Copy every entry word for word, but skip the pictures.

── Provided data

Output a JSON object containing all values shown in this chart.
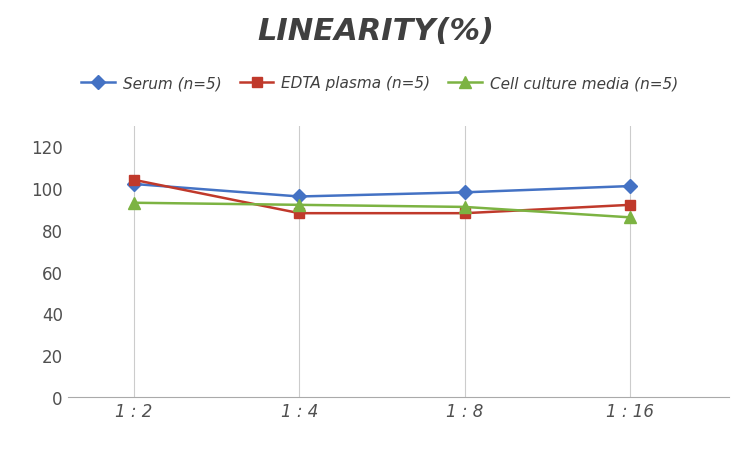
{
  "title": "LINEARITY(%)",
  "x_labels": [
    "1 : 2",
    "1 : 4",
    "1 : 8",
    "1 : 16"
  ],
  "x_values": [
    0,
    1,
    2,
    3
  ],
  "series": [
    {
      "label": "Serum (n=5)",
      "values": [
        102,
        96,
        98,
        101
      ],
      "color": "#4472C4",
      "marker": "D",
      "marker_size": 7
    },
    {
      "label": "EDTA plasma (n=5)",
      "values": [
        104,
        88,
        88,
        92
      ],
      "color": "#C0392B",
      "marker": "s",
      "marker_size": 7
    },
    {
      "label": "Cell culture media (n=5)",
      "values": [
        93,
        92,
        91,
        86
      ],
      "color": "#7CB342",
      "marker": "^",
      "marker_size": 8
    }
  ],
  "ylim": [
    0,
    130
  ],
  "yticks": [
    0,
    20,
    40,
    60,
    80,
    100,
    120
  ],
  "grid_color": "#CCCCCC",
  "background_color": "#FFFFFF",
  "title_fontsize": 22,
  "title_color": "#404040",
  "tick_label_fontsize": 12,
  "legend_fontsize": 11
}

────

Finished exercise:
Output a JSON object containing all values shown in this chart.
{
  "title": "LINEARITY(%)",
  "x_labels": [
    "1 : 2",
    "1 : 4",
    "1 : 8",
    "1 : 16"
  ],
  "x_values": [
    0,
    1,
    2,
    3
  ],
  "series": [
    {
      "label": "Serum (n=5)",
      "values": [
        102,
        96,
        98,
        101
      ],
      "color": "#4472C4",
      "marker": "D",
      "marker_size": 7
    },
    {
      "label": "EDTA plasma (n=5)",
      "values": [
        104,
        88,
        88,
        92
      ],
      "color": "#C0392B",
      "marker": "s",
      "marker_size": 7
    },
    {
      "label": "Cell culture media (n=5)",
      "values": [
        93,
        92,
        91,
        86
      ],
      "color": "#7CB342",
      "marker": "^",
      "marker_size": 8
    }
  ],
  "ylim": [
    0,
    130
  ],
  "yticks": [
    0,
    20,
    40,
    60,
    80,
    100,
    120
  ],
  "grid_color": "#CCCCCC",
  "background_color": "#FFFFFF",
  "title_fontsize": 22,
  "title_color": "#404040",
  "tick_label_fontsize": 12,
  "legend_fontsize": 11
}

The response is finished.